WHAT TO WORK ON — Omit every picture, then give all the entries again exactly.
━━━━━━━━━━━━━━━━━━━━━━━━━━━━━━
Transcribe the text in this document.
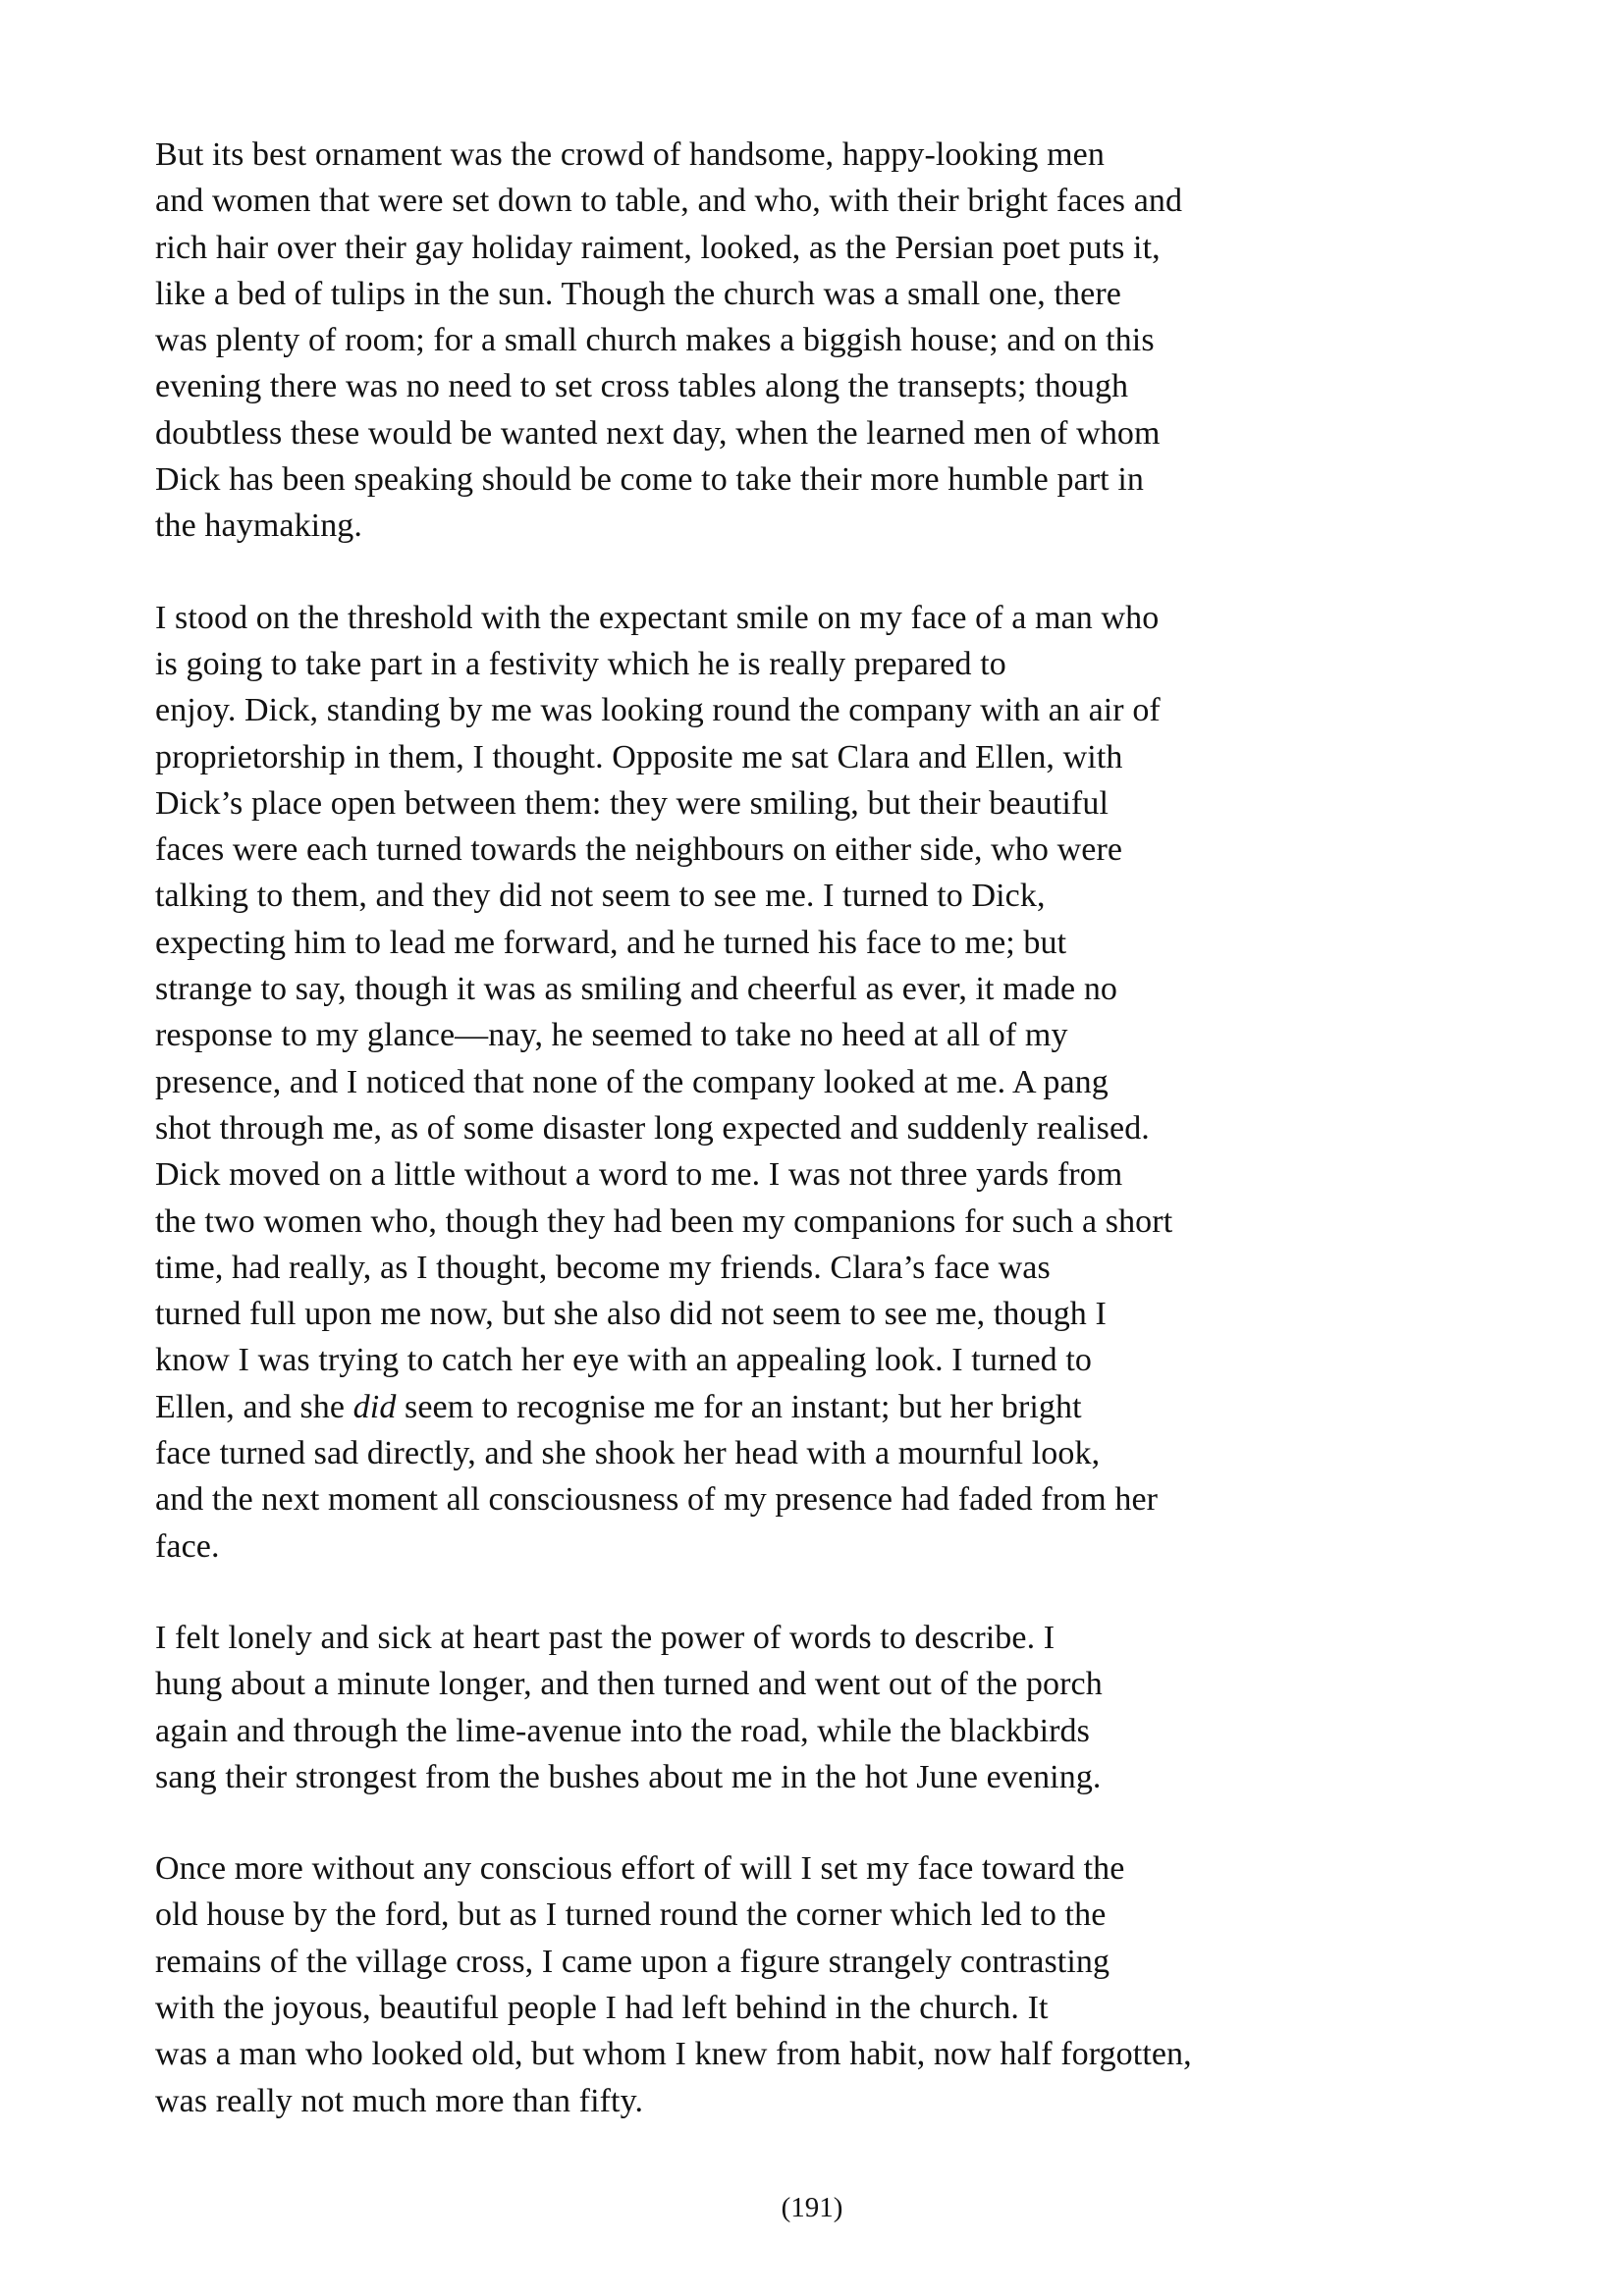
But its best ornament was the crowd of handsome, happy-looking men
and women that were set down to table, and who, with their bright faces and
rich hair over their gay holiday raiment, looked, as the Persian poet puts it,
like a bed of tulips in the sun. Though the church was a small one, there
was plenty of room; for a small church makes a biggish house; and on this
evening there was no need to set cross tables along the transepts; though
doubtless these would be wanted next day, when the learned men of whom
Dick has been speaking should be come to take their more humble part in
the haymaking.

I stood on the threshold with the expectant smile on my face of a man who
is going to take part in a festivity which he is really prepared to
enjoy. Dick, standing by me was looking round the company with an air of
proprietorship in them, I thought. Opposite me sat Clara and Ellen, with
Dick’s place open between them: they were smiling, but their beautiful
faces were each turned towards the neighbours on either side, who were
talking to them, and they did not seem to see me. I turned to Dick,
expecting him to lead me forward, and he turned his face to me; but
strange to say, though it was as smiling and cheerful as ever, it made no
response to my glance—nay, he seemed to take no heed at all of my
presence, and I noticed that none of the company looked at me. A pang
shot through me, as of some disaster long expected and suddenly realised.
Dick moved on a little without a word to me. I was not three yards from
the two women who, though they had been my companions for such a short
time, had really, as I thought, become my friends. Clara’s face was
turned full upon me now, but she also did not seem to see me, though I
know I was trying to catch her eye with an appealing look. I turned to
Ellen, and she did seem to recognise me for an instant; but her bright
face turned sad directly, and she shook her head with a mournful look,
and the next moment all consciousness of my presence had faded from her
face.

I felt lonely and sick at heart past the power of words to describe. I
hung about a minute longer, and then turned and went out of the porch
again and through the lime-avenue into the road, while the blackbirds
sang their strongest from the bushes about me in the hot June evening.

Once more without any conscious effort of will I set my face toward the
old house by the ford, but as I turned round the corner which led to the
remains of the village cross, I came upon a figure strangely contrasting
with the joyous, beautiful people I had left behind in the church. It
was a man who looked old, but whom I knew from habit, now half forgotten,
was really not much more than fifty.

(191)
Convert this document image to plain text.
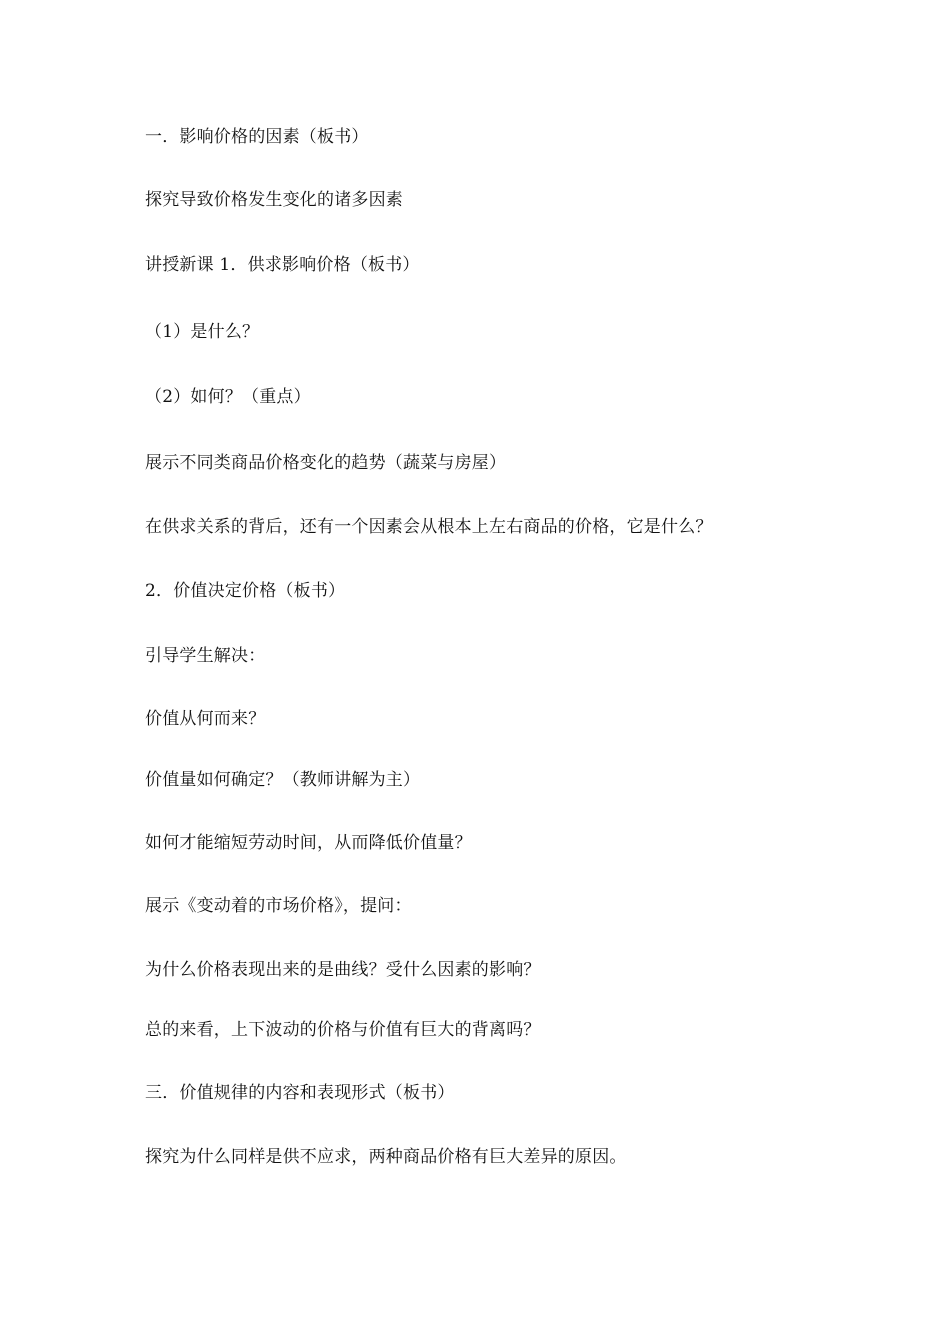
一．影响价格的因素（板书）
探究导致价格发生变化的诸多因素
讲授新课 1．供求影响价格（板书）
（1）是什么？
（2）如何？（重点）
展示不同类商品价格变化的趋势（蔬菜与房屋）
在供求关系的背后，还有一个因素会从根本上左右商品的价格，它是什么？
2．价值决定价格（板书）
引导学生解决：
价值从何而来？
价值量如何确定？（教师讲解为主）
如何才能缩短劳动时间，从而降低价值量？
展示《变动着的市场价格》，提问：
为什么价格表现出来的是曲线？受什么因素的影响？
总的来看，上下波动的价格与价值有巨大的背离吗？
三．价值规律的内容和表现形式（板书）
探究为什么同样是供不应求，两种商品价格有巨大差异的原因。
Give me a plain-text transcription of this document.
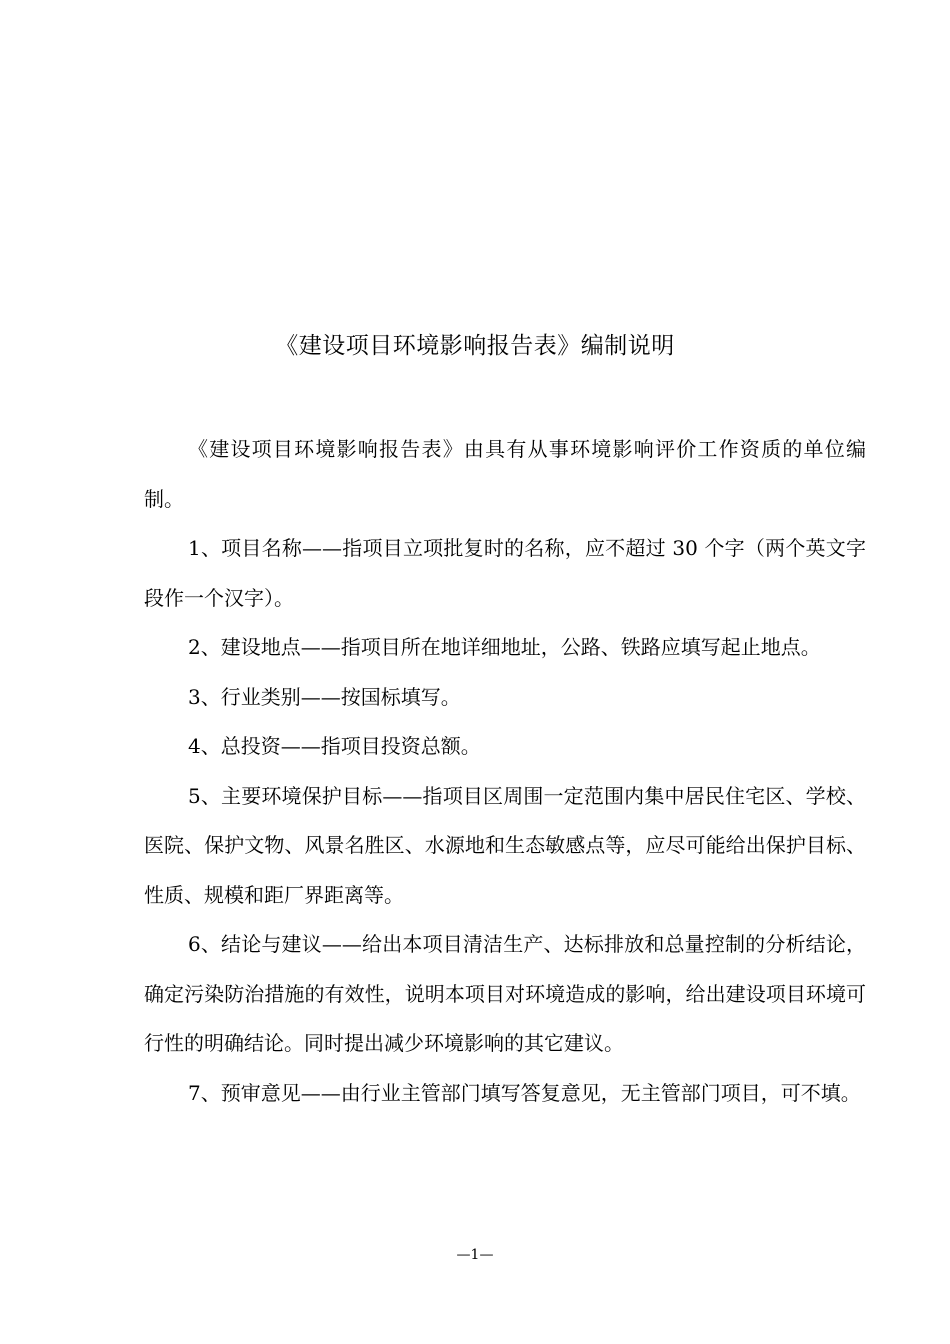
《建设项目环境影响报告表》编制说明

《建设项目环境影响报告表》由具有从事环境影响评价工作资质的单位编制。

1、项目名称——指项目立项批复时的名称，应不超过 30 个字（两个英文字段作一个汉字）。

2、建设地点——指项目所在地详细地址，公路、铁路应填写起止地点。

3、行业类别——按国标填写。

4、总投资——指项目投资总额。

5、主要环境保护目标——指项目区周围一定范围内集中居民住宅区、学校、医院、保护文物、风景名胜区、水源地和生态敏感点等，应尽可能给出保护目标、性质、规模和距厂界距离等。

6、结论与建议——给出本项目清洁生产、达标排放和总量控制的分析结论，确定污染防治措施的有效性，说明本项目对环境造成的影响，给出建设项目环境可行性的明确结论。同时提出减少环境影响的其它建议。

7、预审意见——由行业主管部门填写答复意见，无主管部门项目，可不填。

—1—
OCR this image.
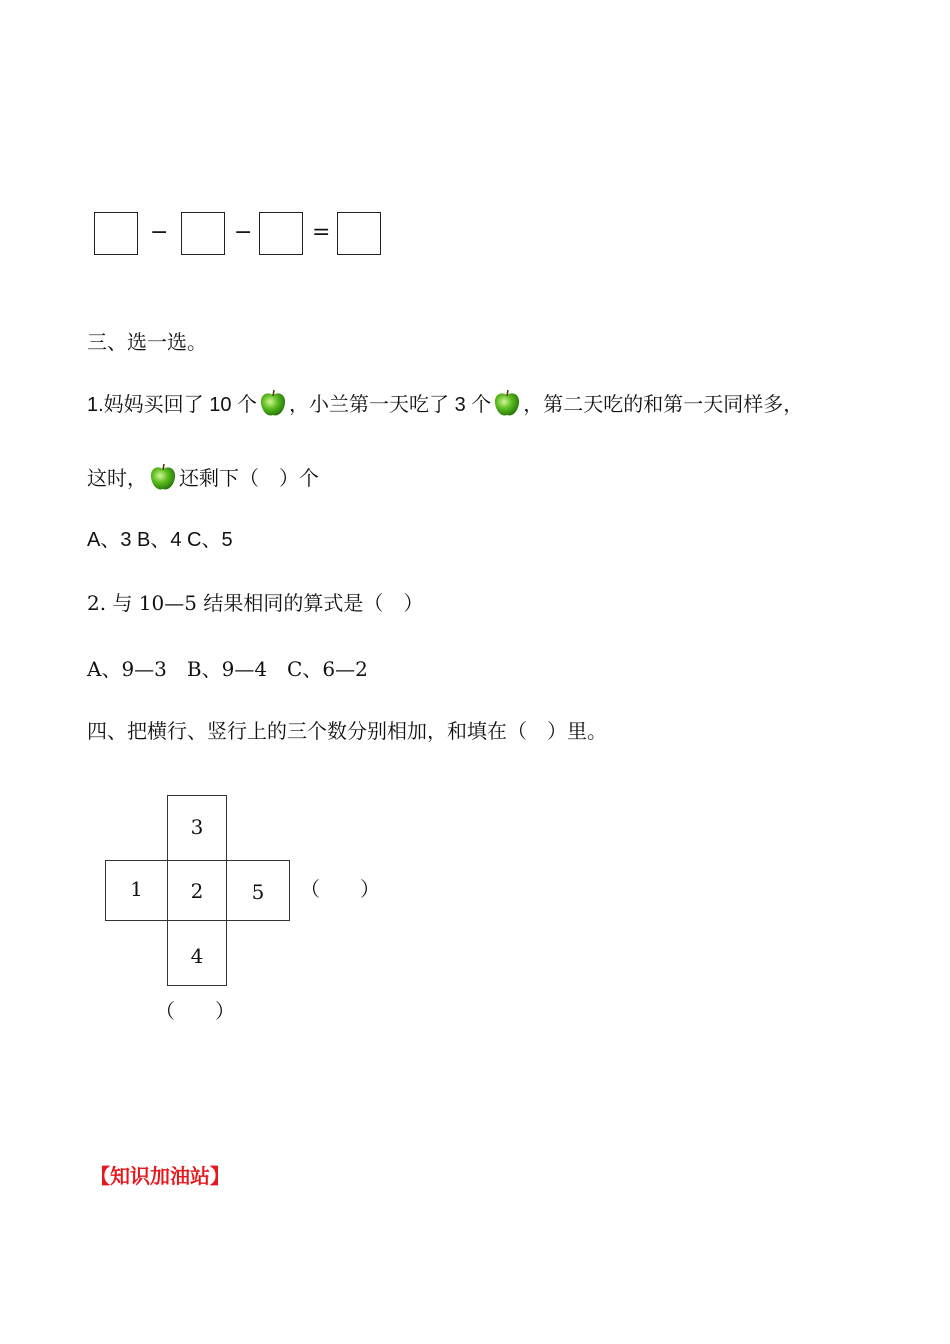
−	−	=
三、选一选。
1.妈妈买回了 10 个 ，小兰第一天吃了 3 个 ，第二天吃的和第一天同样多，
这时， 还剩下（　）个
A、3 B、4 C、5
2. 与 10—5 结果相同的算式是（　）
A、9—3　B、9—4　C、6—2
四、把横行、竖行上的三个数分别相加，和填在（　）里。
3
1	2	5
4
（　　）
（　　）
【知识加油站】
━━━━━━━━━━━━━━━━━━━━━━━━━━━━━━
IN RESPONSE —
Transcribe the text in this document.
But its best ornament was the crowd of handsome, happy-looking men
and women that were set down to table, and who, with their bright faces and
rich hair over their gay holiday raiment, looked, as the Persian poet puts it,
like a bed of tulips in the sun. Though the church was a small one, there
was plenty of room; for a small church makes a biggish house; and on this
evening there was no need to set cross tables along the transepts; though
doubtless these would be wanted next day, when the learned men of whom
Dick has been speaking should be come to take their more humble part in
the haymaking.

I stood on the threshold with the expectant smile on my face of a man who
is going to take part in a festivity which he is really prepared to
enjoy. Dick, standing by me was looking round the company with an air of
proprietorship in them, I thought. Opposite me sat Clara and Ellen, with
Dick’s place open between them: they were smiling, but their beautiful
faces were each turned towards the neighbours on either side, who were
talking to them, and they did not seem to see me. I turned to Dick,
expecting him to lead me forward, and he turned his face to me; but
strange to say, though it was as smiling and cheerful as ever, it made no
response to my glance—nay, he seemed to take no heed at all of my
presence, and I noticed that none of the company looked at me. A pang
shot through me, as of some disaster long expected and suddenly realised.
Dick moved on a little without a word to me. I was not three yards from
the two women who, though they had been my companions for such a short
time, had really, as I thought, become my friends. Clara’s face was
turned full upon me now, but she also did not seem to see me, though I
know I was trying to catch her eye with an appealing look. I turned to
Ellen, and she did seem to recognise me for an instant; but her bright
face turned sad directly, and she shook her head with a mournful look,
and the next moment all consciousness of my presence had faded from her
face.

I felt lonely and sick at heart past the power of words to describe. I
hung about a minute longer, and then turned and went out of the porch
again and through the lime-avenue into the road, while the blackbirds
sang their strongest from the bushes about me in the hot June evening.

Once more without any conscious effort of will I set my face toward the
old house by the ford, but as I turned round the corner which led to the
remains of the village cross, I came upon a figure strangely contrasting
with the joyous, beautiful people I had left behind in the church. It
was a man who looked old, but whom I knew from habit, now half forgotten,
was really not much more than fifty.

(191)
Convert this document image to plain text.
一．影响价格的因素（板书）
探究导致价格发生变化的诸多因素
讲授新课 1．供求影响价格（板书）
（1）是什么？
（2）如何？（重点）
展示不同类商品价格变化的趋势（蔬菜与房屋）
在供求关系的背后，还有一个因素会从根本上左右商品的价格，它是什么？
2．价值决定价格（板书）
引导学生解决：
价值从何而来？
价值量如何确定？（教师讲解为主）
如何才能缩短劳动时间，从而降低价值量？
展示《变动着的市场价格》，提问：
为什么价格表现出来的是曲线？受什么因素的影响？
总的来看，上下波动的价格与价值有巨大的背离吗？
三．价值规律的内容和表现形式（板书）
探究为什么同样是供不应求，两种商品价格有巨大差异的原因。
Give me a plain-text transcription of this document.
《建设项目环境影响报告表》编制说明

《建设项目环境影响报告表》由具有从事环境影响评价工作资质的单位编制。

1、项目名称——指项目立项批复时的名称，应不超过 30 个字（两个英文字段作一个汉字）。

2、建设地点——指项目所在地详细地址，公路、铁路应填写起止地点。

3、行业类别——按国标填写。

4、总投资——指项目投资总额。

5、主要环境保护目标——指项目区周围一定范围内集中居民住宅区、学校、医院、保护文物、风景名胜区、水源地和生态敏感点等，应尽可能给出保护目标、性质、规模和距厂界距离等。

6、结论与建议——给出本项目清洁生产、达标排放和总量控制的分析结论，确定污染防治措施的有效性，说明本项目对环境造成的影响，给出建设项目环境可行性的明确结论。同时提出减少环境影响的其它建议。

7、预审意见——由行业主管部门填写答复意见，无主管部门项目，可不填。

—1—
OCR this image.
−	−	=
三、选一选。
1.妈妈买回了 10 个 ，小兰第一天吃了 3 个 ，第二天吃的和第一天同样多，
这时， 还剩下（　）个
A、3 B、4 C、5
2. 与 10—5 结果相同的算式是（　）
A、9—3　B、9—4　C、6—2
四、把横行、竖行上的三个数分别相加，和填在（　）里。
3
1	2	5
4
（　　）
（　　）
【知识加油站】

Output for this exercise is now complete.